» **PROBLEM DETAILS**
From the listing below, copy each line that holds "this".

» **GIVEN ENTRIES**
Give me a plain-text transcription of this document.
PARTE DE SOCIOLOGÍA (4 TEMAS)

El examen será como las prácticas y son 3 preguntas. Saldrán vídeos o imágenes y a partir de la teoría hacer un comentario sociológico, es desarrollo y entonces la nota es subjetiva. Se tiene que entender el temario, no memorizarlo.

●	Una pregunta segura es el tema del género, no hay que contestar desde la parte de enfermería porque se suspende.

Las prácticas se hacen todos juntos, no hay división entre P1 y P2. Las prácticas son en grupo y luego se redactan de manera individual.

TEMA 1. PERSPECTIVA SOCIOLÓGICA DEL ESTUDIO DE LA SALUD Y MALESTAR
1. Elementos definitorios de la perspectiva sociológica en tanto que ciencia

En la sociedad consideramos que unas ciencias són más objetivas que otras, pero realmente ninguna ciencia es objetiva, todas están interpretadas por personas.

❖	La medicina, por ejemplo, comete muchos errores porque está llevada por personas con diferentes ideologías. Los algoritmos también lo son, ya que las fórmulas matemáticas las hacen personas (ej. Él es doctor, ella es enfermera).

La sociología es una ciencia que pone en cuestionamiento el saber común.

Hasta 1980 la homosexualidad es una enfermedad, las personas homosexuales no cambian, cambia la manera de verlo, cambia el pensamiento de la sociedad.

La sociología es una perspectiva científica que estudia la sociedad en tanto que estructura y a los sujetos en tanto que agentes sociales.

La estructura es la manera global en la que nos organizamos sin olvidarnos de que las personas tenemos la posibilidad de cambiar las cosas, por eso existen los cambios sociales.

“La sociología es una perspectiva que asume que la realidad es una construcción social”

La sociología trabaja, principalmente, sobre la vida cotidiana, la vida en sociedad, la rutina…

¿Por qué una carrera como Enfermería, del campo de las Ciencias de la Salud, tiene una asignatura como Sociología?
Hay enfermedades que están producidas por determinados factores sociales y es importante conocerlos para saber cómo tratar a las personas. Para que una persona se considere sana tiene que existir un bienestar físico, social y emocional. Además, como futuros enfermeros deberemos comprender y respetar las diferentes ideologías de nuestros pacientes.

==

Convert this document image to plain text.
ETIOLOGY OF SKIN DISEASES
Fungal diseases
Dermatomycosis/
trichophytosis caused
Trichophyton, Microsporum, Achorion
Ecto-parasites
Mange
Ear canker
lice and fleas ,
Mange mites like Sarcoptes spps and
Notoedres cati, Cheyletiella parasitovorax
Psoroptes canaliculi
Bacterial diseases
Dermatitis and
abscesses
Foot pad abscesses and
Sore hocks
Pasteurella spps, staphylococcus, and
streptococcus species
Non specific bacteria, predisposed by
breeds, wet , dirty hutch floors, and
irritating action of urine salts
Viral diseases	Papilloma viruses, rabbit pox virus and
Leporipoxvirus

* * *

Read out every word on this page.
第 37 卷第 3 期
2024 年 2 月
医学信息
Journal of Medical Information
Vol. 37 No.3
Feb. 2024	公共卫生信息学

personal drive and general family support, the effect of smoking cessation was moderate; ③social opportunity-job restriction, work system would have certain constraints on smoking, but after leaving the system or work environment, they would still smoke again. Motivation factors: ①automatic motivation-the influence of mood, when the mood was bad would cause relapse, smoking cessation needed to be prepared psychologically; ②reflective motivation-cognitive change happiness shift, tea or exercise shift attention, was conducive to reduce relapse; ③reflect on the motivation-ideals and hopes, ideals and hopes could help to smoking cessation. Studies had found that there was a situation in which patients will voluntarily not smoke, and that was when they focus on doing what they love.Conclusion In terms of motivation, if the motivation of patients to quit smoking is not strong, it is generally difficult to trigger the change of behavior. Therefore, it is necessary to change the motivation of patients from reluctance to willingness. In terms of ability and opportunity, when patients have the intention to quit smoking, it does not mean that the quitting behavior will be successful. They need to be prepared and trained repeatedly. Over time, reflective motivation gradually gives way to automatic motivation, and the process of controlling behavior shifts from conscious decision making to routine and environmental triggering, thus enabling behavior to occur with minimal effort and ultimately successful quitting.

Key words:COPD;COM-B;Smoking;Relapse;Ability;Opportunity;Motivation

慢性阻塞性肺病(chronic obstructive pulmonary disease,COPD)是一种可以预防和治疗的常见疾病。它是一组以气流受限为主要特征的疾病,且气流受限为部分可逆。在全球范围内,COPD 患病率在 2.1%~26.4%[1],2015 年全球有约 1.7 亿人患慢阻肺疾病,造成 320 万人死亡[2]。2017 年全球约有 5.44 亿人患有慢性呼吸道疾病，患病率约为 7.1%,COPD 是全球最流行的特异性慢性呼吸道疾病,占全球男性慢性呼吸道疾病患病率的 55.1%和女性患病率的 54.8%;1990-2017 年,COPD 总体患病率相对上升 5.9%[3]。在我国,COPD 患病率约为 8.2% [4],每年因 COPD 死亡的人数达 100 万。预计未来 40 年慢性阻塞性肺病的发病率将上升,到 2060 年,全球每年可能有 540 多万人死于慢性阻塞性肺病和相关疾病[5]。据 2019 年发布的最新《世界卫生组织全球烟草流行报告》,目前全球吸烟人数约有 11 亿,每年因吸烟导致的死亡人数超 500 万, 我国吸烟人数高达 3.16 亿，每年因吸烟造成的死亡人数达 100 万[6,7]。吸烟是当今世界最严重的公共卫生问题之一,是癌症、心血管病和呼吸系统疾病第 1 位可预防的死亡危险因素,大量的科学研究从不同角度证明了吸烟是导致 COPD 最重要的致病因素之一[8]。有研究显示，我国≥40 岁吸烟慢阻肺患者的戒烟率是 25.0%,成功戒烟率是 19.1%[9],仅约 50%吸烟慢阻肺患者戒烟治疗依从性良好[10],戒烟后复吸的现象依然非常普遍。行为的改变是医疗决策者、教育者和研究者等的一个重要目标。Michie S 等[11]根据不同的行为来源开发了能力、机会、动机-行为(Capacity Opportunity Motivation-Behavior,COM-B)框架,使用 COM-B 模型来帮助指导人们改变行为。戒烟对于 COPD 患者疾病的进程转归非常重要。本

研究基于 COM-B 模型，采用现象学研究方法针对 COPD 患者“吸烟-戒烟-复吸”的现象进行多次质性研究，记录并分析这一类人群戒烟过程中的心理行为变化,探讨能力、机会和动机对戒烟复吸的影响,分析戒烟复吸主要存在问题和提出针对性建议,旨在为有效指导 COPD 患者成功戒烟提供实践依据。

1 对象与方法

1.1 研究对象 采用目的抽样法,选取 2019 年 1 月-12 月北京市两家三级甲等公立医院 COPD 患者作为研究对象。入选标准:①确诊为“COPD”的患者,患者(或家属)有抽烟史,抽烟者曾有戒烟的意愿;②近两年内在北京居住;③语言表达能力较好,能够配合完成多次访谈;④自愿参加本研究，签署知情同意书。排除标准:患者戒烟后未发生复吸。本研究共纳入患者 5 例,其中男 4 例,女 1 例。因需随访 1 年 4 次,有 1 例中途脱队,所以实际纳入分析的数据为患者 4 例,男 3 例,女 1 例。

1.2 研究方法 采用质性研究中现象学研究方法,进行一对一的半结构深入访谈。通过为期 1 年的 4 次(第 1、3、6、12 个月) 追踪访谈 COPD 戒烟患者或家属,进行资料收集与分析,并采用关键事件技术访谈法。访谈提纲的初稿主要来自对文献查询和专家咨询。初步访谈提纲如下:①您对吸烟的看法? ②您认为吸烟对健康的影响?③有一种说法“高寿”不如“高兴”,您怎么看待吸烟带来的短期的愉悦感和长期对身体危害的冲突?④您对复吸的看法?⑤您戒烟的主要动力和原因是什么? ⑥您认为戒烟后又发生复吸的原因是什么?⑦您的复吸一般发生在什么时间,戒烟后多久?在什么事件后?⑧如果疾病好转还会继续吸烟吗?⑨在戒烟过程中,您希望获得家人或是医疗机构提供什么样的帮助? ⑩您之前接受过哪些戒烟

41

» **THE ANSWER**
Give me a plain-text transcription of this document.
Convert this document image to plain text.
Read out every word on this page.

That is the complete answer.